▶ _Records supplied_
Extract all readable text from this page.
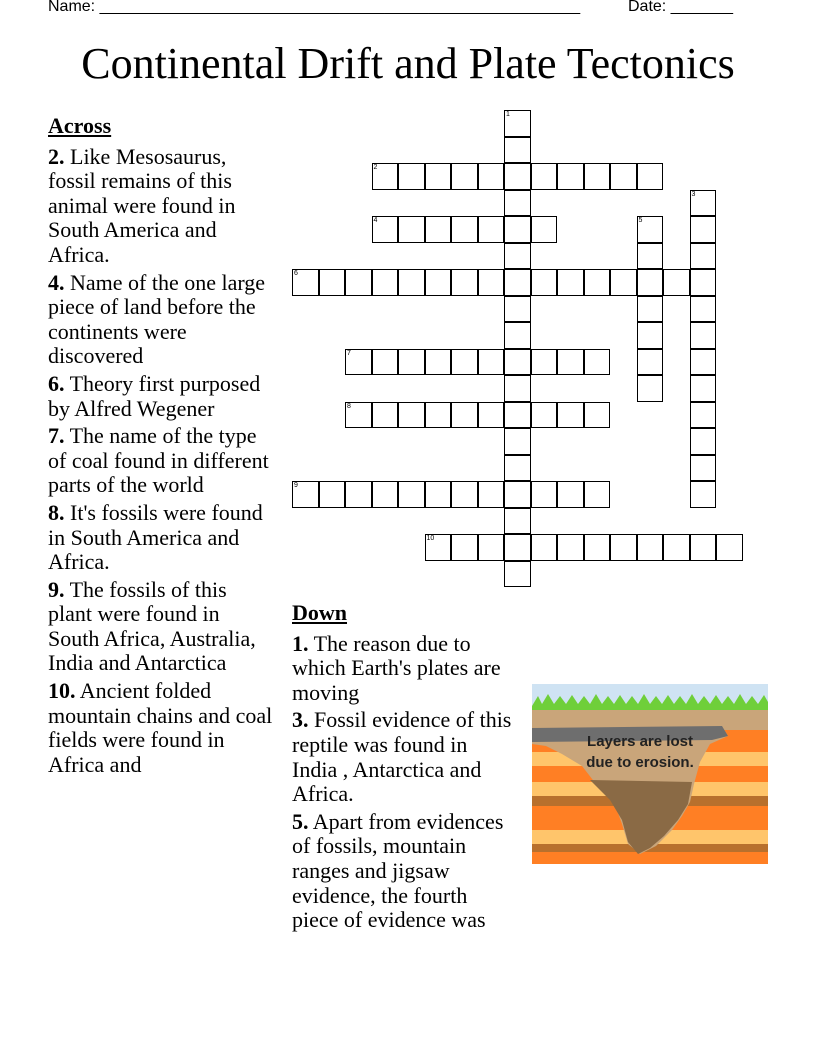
Name: ______________________________________________________	Date: _______
Continental Drift and Plate Tectonics
Across
2. Like Mesosaurus, fossil remains of this animal were found in South America and Africa.
4. Name of the one large piece of land before the continents were discovered
6. Theory first purposed by Alfred Wegener
7. The name of the type of coal found in different parts of the world
8. It's fossils were found in South America and Africa.
9. The fossils of this plant were found in South Africa, Australia, India and Antarctica
10. Ancient folded mountain chains and coal fields were found in Africa and
Down
1. The reason due to which Earth's plates are moving
3. Fossil evidence of this reptile was found in India , Antarctica and Africa.
5. Apart from evidences of fossils, mountain ranges and jigsaw evidence, the fourth piece of evidence was
1
2
3
4	5
6
7
8
9
10
Layers are lost
due to erosion.
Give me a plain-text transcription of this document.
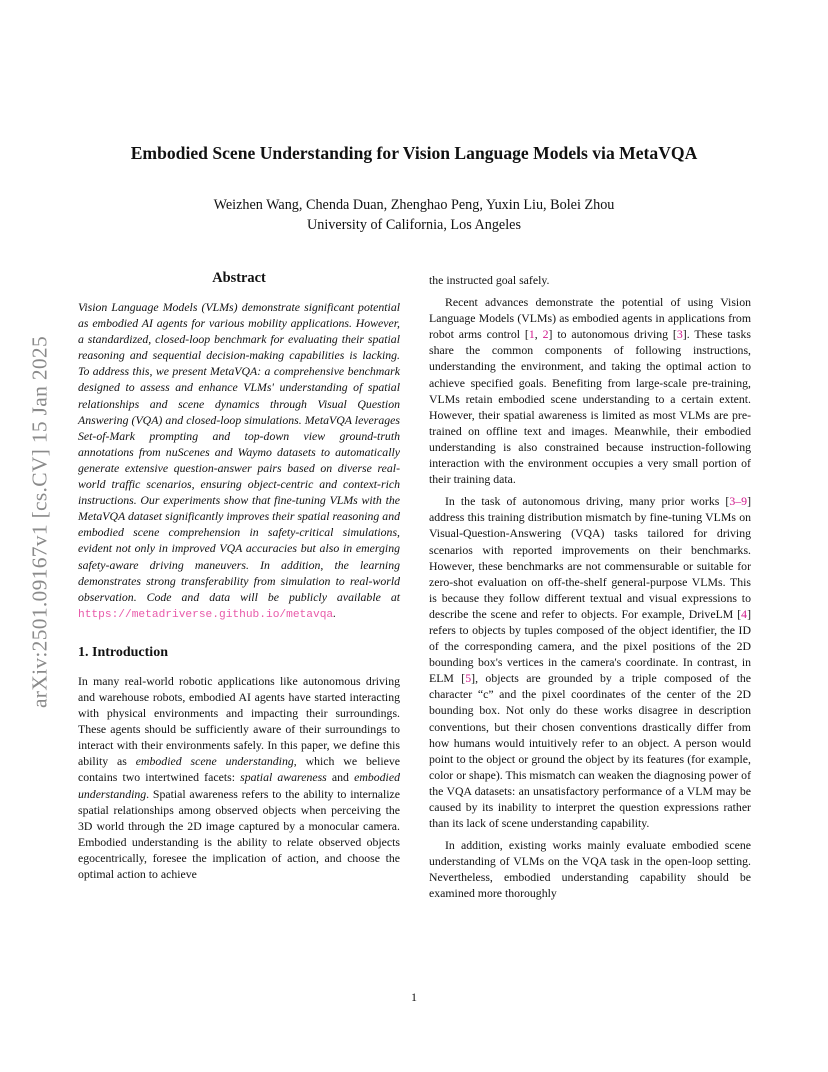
arXiv:2501.09167v1 [cs.CV] 15 Jan 2025
Embodied Scene Understanding for Vision Language Models via MetaVQA
Weizhen Wang, Chenda Duan, Zhenghao Peng, Yuxin Liu, Bolei Zhou
University of California, Los Angeles
Abstract

Vision Language Models (VLMs) demonstrate significant potential as embodied AI agents for various mobility applications. However, a standardized, closed-loop benchmark for evaluating their spatial reasoning and sequential decision-making capabilities is lacking. To address this, we present MetaVQA: a comprehensive benchmark designed to assess and enhance VLMs' understanding of spatial relationships and scene dynamics through Visual Question Answering (VQA) and closed-loop simulations. MetaVQA leverages Set-of-Mark prompting and top-down view ground-truth annotations from nuScenes and Waymo datasets to automatically generate extensive question-answer pairs based on diverse real-world traffic scenarios, ensuring object-centric and context-rich instructions. Our experiments show that fine-tuning VLMs with the MetaVQA dataset significantly improves their spatial reasoning and embodied scene comprehension in safety-critical simulations, evident not only in improved VQA accuracies but also in emerging safety-aware driving maneuvers. In addition, the learning demonstrates strong transferability from simulation to real-world observation. Code and data will be publicly available at https://metadriverse.github.io/metavqa.

1. Introduction

In many real-world robotic applications like autonomous driving and warehouse robots, embodied AI agents have started interacting with physical environments and impacting their surroundings. These agents should be sufficiently aware of their surroundings to interact with their environments safely. In this paper, we define this ability as embodied scene understanding, which we believe contains two intertwined facets: spatial awareness and embodied understanding. Spatial awareness refers to the ability to internalize spatial relationships among observed objects when perceiving the 3D world through the 2D image captured by a monocular camera. Embodied understanding is the ability to relate observed objects egocentrically, foresee the implication of action, and choose the optimal action to achieve

the instructed goal safely.

Recent advances demonstrate the potential of using Vision Language Models (VLMs) as embodied agents in applications from robot arms control [1, 2] to autonomous driving [3]. These tasks share the common components of following instructions, understanding the environment, and taking the optimal action to achieve specified goals. Benefiting from large-scale pre-training, VLMs retain embodied scene understanding to a certain extent. However, their spatial awareness is limited as most VLMs are pre-trained on offline text and images. Meanwhile, their embodied understanding is also constrained because instruction-following interaction with the environment occupies a very small portion of their training data.

In the task of autonomous driving, many prior works [3–9] address this training distribution mismatch by fine-tuning VLMs on Visual-Question-Answering (VQA) tasks tailored for driving scenarios with reported improvements on their benchmarks. However, these benchmarks are not commensurable or suitable for zero-shot evaluation on off-the-shelf general-purpose VLMs. This is because they follow different textual and visual expressions to describe the scene and refer to objects. For example, DriveLM [4] refers to objects by tuples composed of the object identifier, the ID of the corresponding camera, and the pixel positions of the 2D bounding box's vertices in the camera's coordinate. In contrast, in ELM [5], objects are grounded by a triple composed of the character “c” and the pixel coordinates of the center of the 2D bounding box. Not only do these works disagree in description conventions, but their chosen conventions drastically differ from how humans would intuitively refer to an object. A person would point to the object or ground the object by its features (for example, color or shape). This mismatch can weaken the diagnosing power of the VQA datasets: an unsatisfactory performance of a VLM may be caused by its inability to interpret the question expressions rather than its lack of scene understanding capability.

In addition, existing works mainly evaluate embodied scene understanding of VLMs on the VQA task in the open-loop setting. Nevertheless, embodied understanding capability should be examined more thoroughly

1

▶ _What to do_
Among the entries above, how many lines include the word "coal"? Reply with the number only.

▶ _Exercise result_
2